[EXTRACTED TEXT]:
---*---
DE&I strategies are often thought about through a US-centric lens, but organizations are increasingly working with global teams.

Executives at Reddit, Workhuman, Salesforce, and Greenhouse, companies that each have a presence outside of the US, shared some simple ways leaders can think of inclusion from a global standpoint during a panel at SXSW's Ireland activation on March 11.

Time doesn’t revolve around the US. Vijay Pendakur, founder and principal at Vijay Pendakur Consulting, and a senior strategist for employee experiences at Salesforce, told the audience that technology can encourage behavioral changes in employees. Slack’s schedule integration tool, for example, tells users if a meeting is scheduled outside business hours, forcing them to think about what’s convenient for colleagues in other regions. “Small little bumps and jostles can lead towards behavioral change or awareness opening,” he said. “Oftentimes, when it comes to American exceptionalism, and us being the center of power, there is this unconscious harm.”
---*---
[AVAILABLE DATA]:
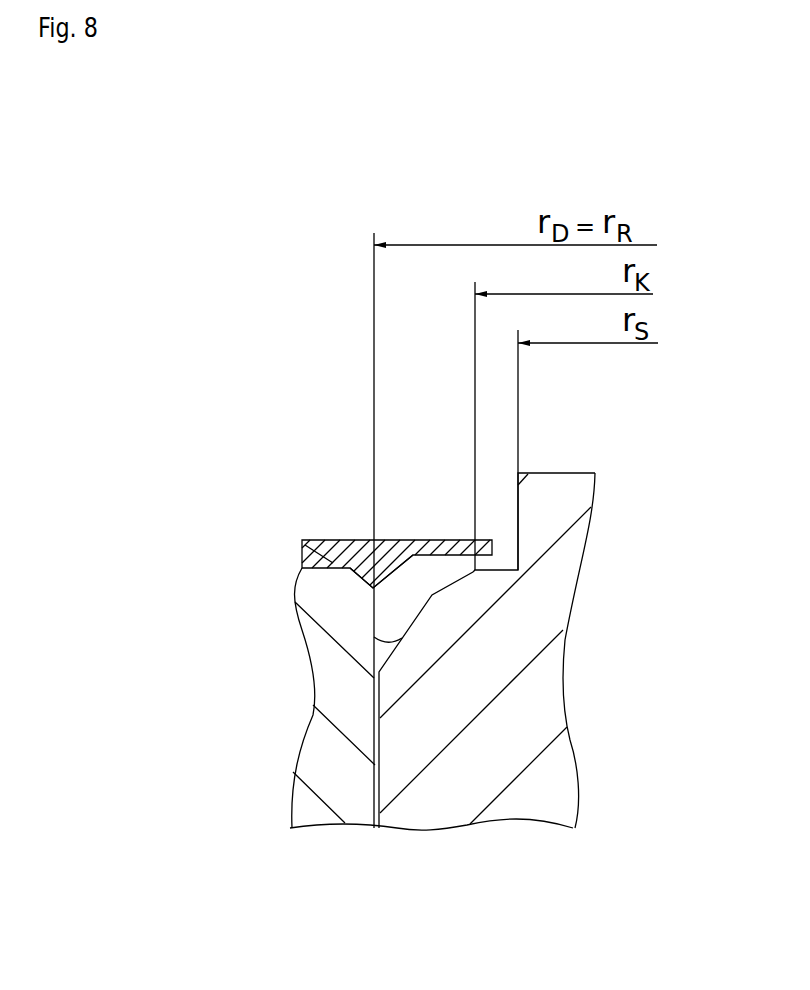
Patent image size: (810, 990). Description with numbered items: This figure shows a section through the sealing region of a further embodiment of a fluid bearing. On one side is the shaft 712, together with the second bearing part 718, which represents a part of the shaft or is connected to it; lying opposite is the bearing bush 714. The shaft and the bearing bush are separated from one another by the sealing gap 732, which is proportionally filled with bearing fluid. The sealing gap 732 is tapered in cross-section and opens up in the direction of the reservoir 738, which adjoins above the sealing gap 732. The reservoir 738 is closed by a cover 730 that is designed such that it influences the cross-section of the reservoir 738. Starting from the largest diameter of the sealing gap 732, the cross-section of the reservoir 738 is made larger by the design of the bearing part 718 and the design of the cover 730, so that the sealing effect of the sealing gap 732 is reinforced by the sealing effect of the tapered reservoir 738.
---*---
[TASK PROMPT]:
Continue the article on global inclusion strategies from the SXSW panel, picking up right after its final sentence.

[THE RESPONSE]:
Diversify your employee resource groups. Meisha-ann Martin, senior director of people analytics and research at Workhuman, said that while Workhuman is based in the US, global employees are encouraged to join its ERGs. “That way, we’re having an authentic conversation about, what does it mean, for example, to be Black in the US versus Black in Ireland,” she said. “We’re teaching ourselves, but we’re also teaching the company about the different cultures that exist within the company.”

Listen to what people need. This may go without saying, but Christina Guckert, head of DEIB at Reddit, said that listening to employees and looking at trends in data can help leaders offer better benefits for their workforces. “Towards the beginning of my career, I was doing HR for six Latin American countries, and one of the things that I saw was that a lot of our women were leaving the workforce at a certain time in their lives, normally late 20s, early 30s, [and] they were not necessarily coming back,” she said. That data informed her decision to create a regional mentoring program for women that, she said, led to a 6% increase in female executives during its first year.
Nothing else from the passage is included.